What is expected: The entries below are to be repeated exactly as they stand.

Provided entries:
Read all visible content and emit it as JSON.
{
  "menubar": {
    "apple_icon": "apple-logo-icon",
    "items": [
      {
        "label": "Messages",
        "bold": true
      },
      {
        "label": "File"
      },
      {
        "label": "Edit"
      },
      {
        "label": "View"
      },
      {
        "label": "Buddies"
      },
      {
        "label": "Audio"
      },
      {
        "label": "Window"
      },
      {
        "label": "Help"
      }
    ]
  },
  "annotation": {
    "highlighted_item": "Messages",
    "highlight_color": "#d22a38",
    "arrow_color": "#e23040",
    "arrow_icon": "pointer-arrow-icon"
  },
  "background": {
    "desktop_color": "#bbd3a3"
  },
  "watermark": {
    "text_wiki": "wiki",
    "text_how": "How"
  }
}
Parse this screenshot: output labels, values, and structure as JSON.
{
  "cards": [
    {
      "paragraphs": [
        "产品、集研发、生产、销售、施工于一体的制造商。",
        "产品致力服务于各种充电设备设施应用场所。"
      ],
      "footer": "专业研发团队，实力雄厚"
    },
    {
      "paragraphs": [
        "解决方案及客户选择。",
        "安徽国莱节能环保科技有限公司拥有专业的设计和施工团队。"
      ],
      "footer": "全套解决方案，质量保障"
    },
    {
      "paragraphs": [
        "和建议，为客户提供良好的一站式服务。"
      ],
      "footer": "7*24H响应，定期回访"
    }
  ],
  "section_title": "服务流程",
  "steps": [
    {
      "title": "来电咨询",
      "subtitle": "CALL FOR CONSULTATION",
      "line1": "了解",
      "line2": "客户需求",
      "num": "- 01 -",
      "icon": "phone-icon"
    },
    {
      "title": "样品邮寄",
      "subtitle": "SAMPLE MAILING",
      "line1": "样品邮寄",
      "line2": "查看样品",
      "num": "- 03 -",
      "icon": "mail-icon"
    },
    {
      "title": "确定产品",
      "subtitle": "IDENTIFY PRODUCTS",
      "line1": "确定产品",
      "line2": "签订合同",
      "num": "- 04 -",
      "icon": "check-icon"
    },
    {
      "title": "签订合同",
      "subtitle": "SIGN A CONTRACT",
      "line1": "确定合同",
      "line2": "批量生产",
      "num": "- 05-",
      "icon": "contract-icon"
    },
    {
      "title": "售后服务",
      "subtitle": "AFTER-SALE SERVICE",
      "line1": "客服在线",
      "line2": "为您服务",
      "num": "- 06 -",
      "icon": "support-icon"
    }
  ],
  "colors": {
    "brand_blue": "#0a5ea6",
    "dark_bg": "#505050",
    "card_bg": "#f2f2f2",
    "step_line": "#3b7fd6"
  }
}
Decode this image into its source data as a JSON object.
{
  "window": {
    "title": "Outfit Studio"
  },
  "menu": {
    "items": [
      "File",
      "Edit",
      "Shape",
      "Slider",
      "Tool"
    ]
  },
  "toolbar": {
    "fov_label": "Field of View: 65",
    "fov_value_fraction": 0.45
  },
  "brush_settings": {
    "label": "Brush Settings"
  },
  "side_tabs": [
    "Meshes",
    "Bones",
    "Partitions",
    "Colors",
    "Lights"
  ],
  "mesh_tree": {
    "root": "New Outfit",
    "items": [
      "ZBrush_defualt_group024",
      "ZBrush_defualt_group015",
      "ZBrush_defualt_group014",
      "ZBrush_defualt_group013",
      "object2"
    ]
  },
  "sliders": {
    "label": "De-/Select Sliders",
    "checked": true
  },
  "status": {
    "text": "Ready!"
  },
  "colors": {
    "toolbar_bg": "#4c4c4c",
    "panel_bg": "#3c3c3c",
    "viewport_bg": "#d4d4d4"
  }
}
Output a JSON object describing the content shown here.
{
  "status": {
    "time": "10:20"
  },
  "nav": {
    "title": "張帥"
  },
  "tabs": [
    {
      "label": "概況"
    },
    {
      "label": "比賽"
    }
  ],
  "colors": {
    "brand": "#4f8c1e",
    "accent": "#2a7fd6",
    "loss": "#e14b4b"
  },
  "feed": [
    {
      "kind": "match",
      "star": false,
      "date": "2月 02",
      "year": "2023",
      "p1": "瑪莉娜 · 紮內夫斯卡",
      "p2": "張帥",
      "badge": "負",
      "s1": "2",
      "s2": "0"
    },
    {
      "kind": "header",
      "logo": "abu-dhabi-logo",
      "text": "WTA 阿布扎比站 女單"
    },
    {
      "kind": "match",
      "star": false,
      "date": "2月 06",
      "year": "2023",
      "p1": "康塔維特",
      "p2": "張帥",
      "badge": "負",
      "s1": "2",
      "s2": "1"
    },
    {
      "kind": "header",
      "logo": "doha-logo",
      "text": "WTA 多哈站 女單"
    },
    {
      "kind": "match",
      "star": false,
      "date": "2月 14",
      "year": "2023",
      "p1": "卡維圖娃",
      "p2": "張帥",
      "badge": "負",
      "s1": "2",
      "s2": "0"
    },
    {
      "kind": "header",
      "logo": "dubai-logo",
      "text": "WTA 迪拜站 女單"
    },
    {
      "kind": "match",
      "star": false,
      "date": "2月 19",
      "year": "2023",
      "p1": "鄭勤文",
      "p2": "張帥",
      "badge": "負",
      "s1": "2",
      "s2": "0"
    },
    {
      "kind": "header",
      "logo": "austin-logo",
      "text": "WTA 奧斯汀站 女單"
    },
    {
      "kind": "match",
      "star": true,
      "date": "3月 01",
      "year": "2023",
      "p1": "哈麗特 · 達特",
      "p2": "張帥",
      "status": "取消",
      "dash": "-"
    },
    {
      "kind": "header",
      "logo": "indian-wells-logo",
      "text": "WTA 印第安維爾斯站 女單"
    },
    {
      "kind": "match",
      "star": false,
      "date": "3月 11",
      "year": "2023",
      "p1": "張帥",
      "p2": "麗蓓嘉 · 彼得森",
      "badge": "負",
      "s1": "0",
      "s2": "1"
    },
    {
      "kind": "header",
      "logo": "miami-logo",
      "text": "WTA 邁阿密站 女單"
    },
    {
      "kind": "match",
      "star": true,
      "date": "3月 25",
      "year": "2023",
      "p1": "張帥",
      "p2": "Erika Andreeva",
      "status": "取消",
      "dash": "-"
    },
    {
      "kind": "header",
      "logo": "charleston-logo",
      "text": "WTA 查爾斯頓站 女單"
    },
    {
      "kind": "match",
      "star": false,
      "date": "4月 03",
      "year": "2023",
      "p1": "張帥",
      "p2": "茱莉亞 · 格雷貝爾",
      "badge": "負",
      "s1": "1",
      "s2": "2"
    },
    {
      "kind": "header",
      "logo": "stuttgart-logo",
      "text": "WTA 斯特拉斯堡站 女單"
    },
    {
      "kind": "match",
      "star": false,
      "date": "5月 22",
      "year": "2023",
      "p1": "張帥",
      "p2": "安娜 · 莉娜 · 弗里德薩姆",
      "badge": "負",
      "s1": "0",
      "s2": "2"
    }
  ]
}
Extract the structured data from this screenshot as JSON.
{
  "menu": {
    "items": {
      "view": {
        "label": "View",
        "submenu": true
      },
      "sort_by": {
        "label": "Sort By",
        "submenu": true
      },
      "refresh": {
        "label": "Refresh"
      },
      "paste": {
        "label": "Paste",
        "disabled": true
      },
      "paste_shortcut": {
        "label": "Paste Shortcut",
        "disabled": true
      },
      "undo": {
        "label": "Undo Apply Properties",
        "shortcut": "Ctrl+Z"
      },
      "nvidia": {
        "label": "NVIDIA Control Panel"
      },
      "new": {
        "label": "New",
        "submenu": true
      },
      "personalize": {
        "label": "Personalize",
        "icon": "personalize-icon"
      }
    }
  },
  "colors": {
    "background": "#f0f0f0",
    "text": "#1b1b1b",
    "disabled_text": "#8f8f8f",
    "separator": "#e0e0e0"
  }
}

Result:
Read all visible content and emit it as JSON.
{
  "menubar": {
    "apple_icon": "apple-logo-icon",
    "items": [
      {
        "label": "Messages",
        "bold": true
      },
      {
        "label": "File"
      },
      {
        "label": "Edit"
      },
      {
        "label": "View"
      },
      {
        "label": "Buddies"
      },
      {
        "label": "Audio"
      },
      {
        "label": "Window"
      },
      {
        "label": "Help"
      }
    ]
  },
  "annotation": {
    "highlighted_item": "Messages",
    "highlight_color": "#d22a38",
    "arrow_color": "#e23040",
    "arrow_icon": "pointer-arrow-icon"
  },
  "background": {
    "desktop_color": "#bbd3a3"
  },
  "watermark": {
    "text_wiki": "wiki",
    "text_how": "How"
  }
}
Parse this screenshot: output labels, values, and structure as JSON.
{
  "cards": [
    {
      "paragraphs": [
        "产品、集研发、生产、销售、施工于一体的制造商。",
        "产品致力服务于各种充电设备设施应用场所。"
      ],
      "footer": "专业研发团队，实力雄厚"
    },
    {
      "paragraphs": [
        "解决方案及客户选择。",
        "安徽国莱节能环保科技有限公司拥有专业的设计和施工团队。"
      ],
      "footer": "全套解决方案，质量保障"
    },
    {
      "paragraphs": [
        "和建议，为客户提供良好的一站式服务。"
      ],
      "footer": "7*24H响应，定期回访"
    }
  ],
  "section_title": "服务流程",
  "steps": [
    {
      "title": "来电咨询",
      "subtitle": "CALL FOR CONSULTATION",
      "line1": "了解",
      "line2": "客户需求",
      "num": "- 01 -",
      "icon": "phone-icon"
    },
    {
      "title": "样品邮寄",
      "subtitle": "SAMPLE MAILING",
      "line1": "样品邮寄",
      "line2": "查看样品",
      "num": "- 03 -",
      "icon": "mail-icon"
    },
    {
      "title": "确定产品",
      "subtitle": "IDENTIFY PRODUCTS",
      "line1": "确定产品",
      "line2": "签订合同",
      "num": "- 04 -",
      "icon": "check-icon"
    },
    {
      "title": "签订合同",
      "subtitle": "SIGN A CONTRACT",
      "line1": "确定合同",
      "line2": "批量生产",
      "num": "- 05-",
      "icon": "contract-icon"
    },
    {
      "title": "售后服务",
      "subtitle": "AFTER-SALE SERVICE",
      "line1": "客服在线",
      "line2": "为您服务",
      "num": "- 06 -",
      "icon": "support-icon"
    }
  ],
  "colors": {
    "brand_blue": "#0a5ea6",
    "dark_bg": "#505050",
    "card_bg": "#f2f2f2",
    "step_line": "#3b7fd6"
  }
}
Decode this image into its source data as a JSON object.
{
  "window": {
    "title": "Outfit Studio"
  },
  "menu": {
    "items": [
      "File",
      "Edit",
      "Shape",
      "Slider",
      "Tool"
    ]
  },
  "toolbar": {
    "fov_label": "Field of View: 65",
    "fov_value_fraction": 0.45
  },
  "brush_settings": {
    "label": "Brush Settings"
  },
  "side_tabs": [
    "Meshes",
    "Bones",
    "Partitions",
    "Colors",
    "Lights"
  ],
  "mesh_tree": {
    "root": "New Outfit",
    "items": [
      "ZBrush_defualt_group024",
      "ZBrush_defualt_group015",
      "ZBrush_defualt_group014",
      "ZBrush_defualt_group013",
      "object2"
    ]
  },
  "sliders": {
    "label": "De-/Select Sliders",
    "checked": true
  },
  "status": {
    "text": "Ready!"
  },
  "colors": {
    "toolbar_bg": "#4c4c4c",
    "panel_bg": "#3c3c3c",
    "viewport_bg": "#d4d4d4"
  }
}
Output a JSON object describing the content shown here.
{
  "status": {
    "time": "10:20"
  },
  "nav": {
    "title": "張帥"
  },
  "tabs": [
    {
      "label": "概況"
    },
    {
      "label": "比賽"
    }
  ],
  "colors": {
    "brand": "#4f8c1e",
    "accent": "#2a7fd6",
    "loss": "#e14b4b"
  },
  "feed": [
    {
      "kind": "match",
      "star": false,
      "date": "2月 02",
      "year": "2023",
      "p1": "瑪莉娜 · 紮內夫斯卡",
      "p2": "張帥",
      "badge": "負",
      "s1": "2",
      "s2": "0"
    },
    {
      "kind": "header",
      "logo": "abu-dhabi-logo",
      "text": "WTA 阿布扎比站 女單"
    },
    {
      "kind": "match",
      "star": false,
      "date": "2月 06",
      "year": "2023",
      "p1": "康塔維特",
      "p2": "張帥",
      "badge": "負",
      "s1": "2",
      "s2": "1"
    },
    {
      "kind": "header",
      "logo": "doha-logo",
      "text": "WTA 多哈站 女單"
    },
    {
      "kind": "match",
      "star": false,
      "date": "2月 14",
      "year": "2023",
      "p1": "卡維圖娃",
      "p2": "張帥",
      "badge": "負",
      "s1": "2",
      "s2": "0"
    },
    {
      "kind": "header",
      "logo": "dubai-logo",
      "text": "WTA 迪拜站 女單"
    },
    {
      "kind": "match",
      "star": false,
      "date": "2月 19",
      "year": "2023",
      "p1": "鄭勤文",
      "p2": "張帥",
      "badge": "負",
      "s1": "2",
      "s2": "0"
    },
    {
      "kind": "header",
      "logo": "austin-logo",
      "text": "WTA 奧斯汀站 女單"
    },
    {
      "kind": "match",
      "star": true,
      "date": "3月 01",
      "year": "2023",
      "p1": "哈麗特 · 達特",
      "p2": "張帥",
      "status": "取消",
      "dash": "-"
    },
    {
      "kind": "header",
      "logo": "indian-wells-logo",
      "text": "WTA 印第安維爾斯站 女單"
    },
    {
      "kind": "match",
      "star": false,
      "date": "3月 11",
      "year": "2023",
      "p1": "張帥",
      "p2": "麗蓓嘉 · 彼得森",
      "badge": "負",
      "s1": "0",
      "s2": "1"
    },
    {
      "kind": "header",
      "logo": "miami-logo",
      "text": "WTA 邁阿密站 女單"
    },
    {
      "kind": "match",
      "star": true,
      "date": "3月 25",
      "year": "2023",
      "p1": "張帥",
      "p2": "Erika Andreeva",
      "status": "取消",
      "dash": "-"
    },
    {
      "kind": "header",
      "logo": "charleston-logo",
      "text": "WTA 查爾斯頓站 女單"
    },
    {
      "kind": "match",
      "star": false,
      "date": "4月 03",
      "year": "2023",
      "p1": "張帥",
      "p2": "茱莉亞 · 格雷貝爾",
      "badge": "負",
      "s1": "1",
      "s2": "2"
    },
    {
      "kind": "header",
      "logo": "stuttgart-logo",
      "text": "WTA 斯特拉斯堡站 女單"
    },
    {
      "kind": "match",
      "star": false,
      "date": "5月 22",
      "year": "2023",
      "p1": "張帥",
      "p2": "安娜 · 莉娜 · 弗里德薩姆",
      "badge": "負",
      "s1": "0",
      "s2": "2"
    }
  ]
}
Extract the structured data from this screenshot as JSON.
{
  "menu": {
    "items": {
      "view": {
        "label": "View",
        "submenu": true
      },
      "sort_by": {
        "label": "Sort By",
        "submenu": true
      },
      "refresh": {
        "label": "Refresh"
      },
      "paste": {
        "label": "Paste",
        "disabled": true
      },
      "paste_shortcut": {
        "label": "Paste Shortcut",
        "disabled": true
      },
      "undo": {
        "label": "Undo Apply Properties",
        "shortcut": "Ctrl+Z"
      },
      "nvidia": {
        "label": "NVIDIA Control Panel"
      },
      "new": {
        "label": "New",
        "submenu": true
      },
      "personalize": {
        "label": "Personalize",
        "icon": "personalize-icon"
      }
    }
  },
  "colors": {
    "background": "#f0f0f0",
    "text": "#1b1b1b",
    "disabled_text": "#8f8f8f",
    "separator": "#e0e0e0"
  }
}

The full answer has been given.